• **Task goal**
Drop every picture, then transcribe the remaining data exactly.

[Dataset records on visual material]
****

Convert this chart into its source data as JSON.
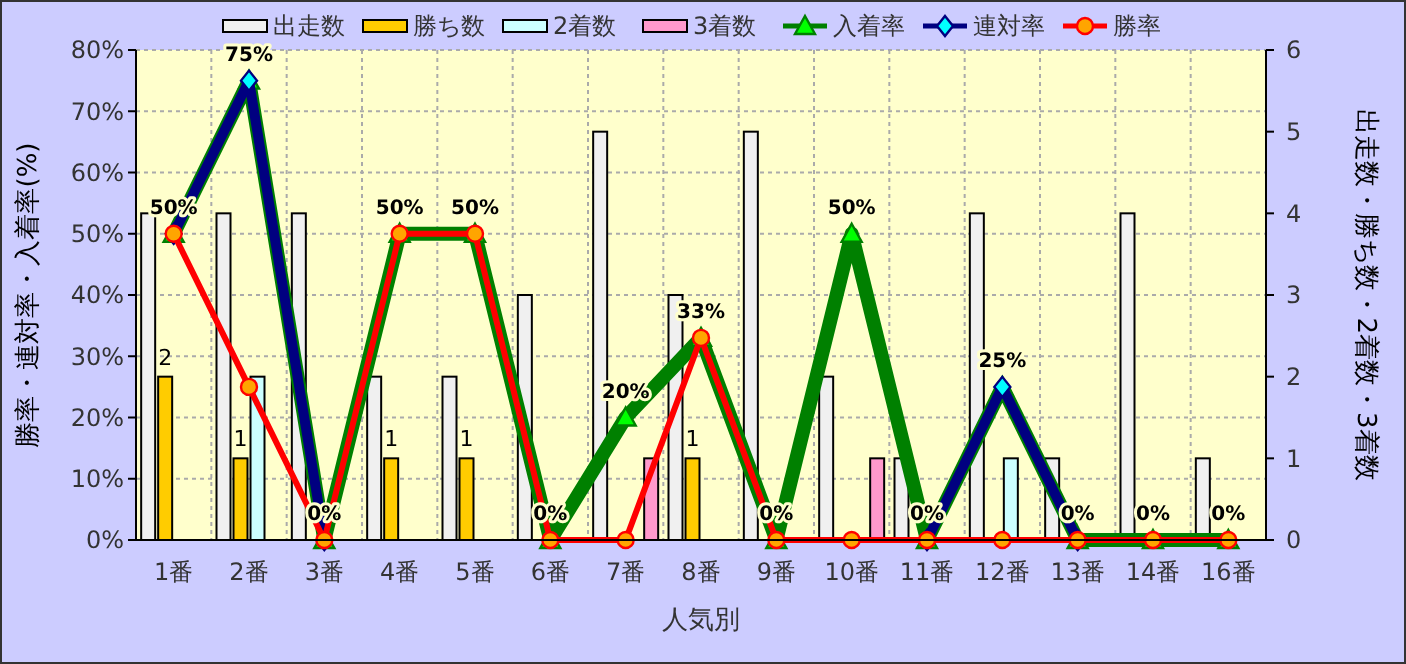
{
  "chart_data": {
    "type": "bar",
    "xlabel": "人気別",
    "ylabel": "勝率・連対率・入着率(%)",
    "y2label": "出走数・勝ち数・2着数・3着数",
    "categories": [
      "1番",
      "2番",
      "3番",
      "4番",
      "5番",
      "6番",
      "7番",
      "8番",
      "9番",
      "10番",
      "11番",
      "12番",
      "13番",
      "14番",
      "16番"
    ],
    "series": [
      {
        "name": "出走数",
        "axis": "y2",
        "color": "#f0f0f0",
        "values": [
          4,
          4,
          4,
          2,
          2,
          3,
          5,
          3,
          5,
          2,
          1,
          4,
          1,
          4,
          1
        ]
      },
      {
        "name": "勝ち数",
        "axis": "y2",
        "color": "#ffcc00",
        "values": [
          2,
          1,
          0,
          1,
          1,
          0,
          0,
          1,
          0,
          0,
          0,
          0,
          0,
          0,
          0
        ],
        "value_labels": [
          "2",
          "1",
          null,
          "1",
          "1",
          null,
          null,
          "1",
          null,
          null,
          null,
          null,
          null,
          null,
          null
        ]
      },
      {
        "name": "2着数",
        "axis": "y2",
        "color": "#ccffff",
        "values": [
          0,
          2,
          0,
          0,
          0,
          0,
          0,
          0,
          0,
          0,
          0,
          1,
          0,
          0,
          0
        ]
      },
      {
        "name": "3着数",
        "axis": "y2",
        "color": "#ff99cc",
        "values": [
          0,
          0,
          0,
          0,
          0,
          0,
          1,
          0,
          0,
          1,
          0,
          0,
          0,
          0,
          0
        ]
      },
      {
        "name": "入着率",
        "type": "line",
        "color": "#008000",
        "marker": "triangle",
        "values": [
          50,
          75,
          0,
          50,
          50,
          0,
          20,
          33,
          0,
          50,
          0,
          25,
          0,
          0,
          0
        ],
        "value_labels": [
          "50%",
          "75%",
          "0%",
          "50%",
          "50%",
          "0%",
          "20%",
          "33%",
          "0%",
          "50%",
          "0%",
          "25%",
          "0%",
          "0%",
          "0%"
        ]
      },
      {
        "name": "連対率",
        "type": "line",
        "color": "#000080",
        "marker": "diamond",
        "values": [
          50,
          75,
          0,
          null,
          null,
          null,
          null,
          null,
          null,
          null,
          0,
          25,
          0,
          null,
          null
        ]
      },
      {
        "name": "勝率",
        "type": "line",
        "color": "#ff0000",
        "marker": "circle",
        "values": [
          50,
          25,
          0,
          50,
          50,
          0,
          0,
          33,
          0,
          0,
          0,
          0,
          0,
          0,
          0
        ]
      }
    ],
    "ylim": [
      0,
      80
    ],
    "yticks": [
      {
        "value": 0,
        "label": "0%"
      },
      {
        "value": 10,
        "label": "10%"
      },
      {
        "value": 20,
        "label": "20%"
      },
      {
        "value": 30,
        "label": "30%"
      },
      {
        "value": 40,
        "label": "40%"
      },
      {
        "value": 50,
        "label": "50%"
      },
      {
        "value": 60,
        "label": "60%"
      },
      {
        "value": 70,
        "label": "70%"
      },
      {
        "value": 80,
        "label": "80%"
      }
    ],
    "y2lim": [
      0,
      6
    ],
    "y2ticks": [
      0,
      1,
      2,
      3,
      4,
      5,
      6
    ],
    "grid": true,
    "legend": "top"
  }
}
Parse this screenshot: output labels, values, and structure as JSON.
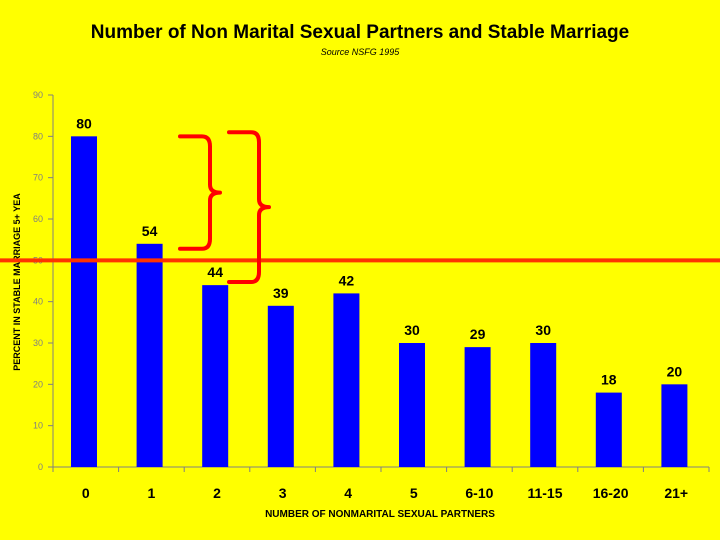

****

• **Solution to the problem**
Convert this chart into its source data as JSON.
{
  "chart_data": {
    "type": "bar",
    "xlabel": "人気別",
    "ylabel": "勝率・連対率・入着率(%)",
    "y2label": "出走数・勝ち数・2着数・3着数",
    "categories": [
      "1番",
      "2番",
      "3番",
      "4番",
      "5番",
      "6番",
      "7番",
      "8番",
      "9番",
      "10番",
      "11番",
      "12番",
      "13番",
      "14番",
      "16番"
    ],
    "series": [
      {
        "name": "出走数",
        "axis": "y2",
        "color": "#f0f0f0",
        "values": [
          4,
          4,
          4,
          2,
          2,
          3,
          5,
          3,
          5,
          2,
          1,
          4,
          1,
          4,
          1
        ]
      },
      {
        "name": "勝ち数",
        "axis": "y2",
        "color": "#ffcc00",
        "values": [
          2,
          1,
          0,
          1,
          1,
          0,
          0,
          1,
          0,
          0,
          0,
          0,
          0,
          0,
          0
        ],
        "value_labels": [
          "2",
          "1",
          null,
          "1",
          "1",
          null,
          null,
          "1",
          null,
          null,
          null,
          null,
          null,
          null,
          null
        ]
      },
      {
        "name": "2着数",
        "axis": "y2",
        "color": "#ccffff",
        "values": [
          0,
          2,
          0,
          0,
          0,
          0,
          0,
          0,
          0,
          0,
          0,
          1,
          0,
          0,
          0
        ]
      },
      {
        "name": "3着数",
        "axis": "y2",
        "color": "#ff99cc",
        "values": [
          0,
          0,
          0,
          0,
          0,
          0,
          1,
          0,
          0,
          1,
          0,
          0,
          0,
          0,
          0
        ]
      },
      {
        "name": "入着率",
        "type": "line",
        "color": "#008000",
        "marker": "triangle",
        "values": [
          50,
          75,
          0,
          50,
          50,
          0,
          20,
          33,
          0,
          50,
          0,
          25,
          0,
          0,
          0
        ],
        "value_labels": [
          "50%",
          "75%",
          "0%",
          "50%",
          "50%",
          "0%",
          "20%",
          "33%",
          "0%",
          "50%",
          "0%",
          "25%",
          "0%",
          "0%",
          "0%"
        ]
      },
      {
        "name": "連対率",
        "type": "line",
        "color": "#000080",
        "marker": "diamond",
        "values": [
          50,
          75,
          0,
          null,
          null,
          null,
          null,
          null,
          null,
          null,
          0,
          25,
          0,
          null,
          null
        ]
      },
      {
        "name": "勝率",
        "type": "line",
        "color": "#ff0000",
        "marker": "circle",
        "values": [
          50,
          25,
          0,
          50,
          50,
          0,
          0,
          33,
          0,
          0,
          0,
          0,
          0,
          0,
          0
        ]
      }
    ],
    "ylim": [
      0,
      80
    ],
    "yticks": [
      {
        "value": 0,
        "label": "0%"
      },
      {
        "value": 10,
        "label": "10%"
      },
      {
        "value": 20,
        "label": "20%"
      },
      {
        "value": 30,
        "label": "30%"
      },
      {
        "value": 40,
        "label": "40%"
      },
      {
        "value": 50,
        "label": "50%"
      },
      {
        "value": 60,
        "label": "60%"
      },
      {
        "value": 70,
        "label": "70%"
      },
      {
        "value": 80,
        "label": "80%"
      }
    ],
    "y2lim": [
      0,
      6
    ],
    "y2ticks": [
      0,
      1,
      2,
      3,
      4,
      5,
      6
    ],
    "grid": true,
    "legend": "top"
  }
}
Parse this screenshot: output labels, values, and structure as JSON.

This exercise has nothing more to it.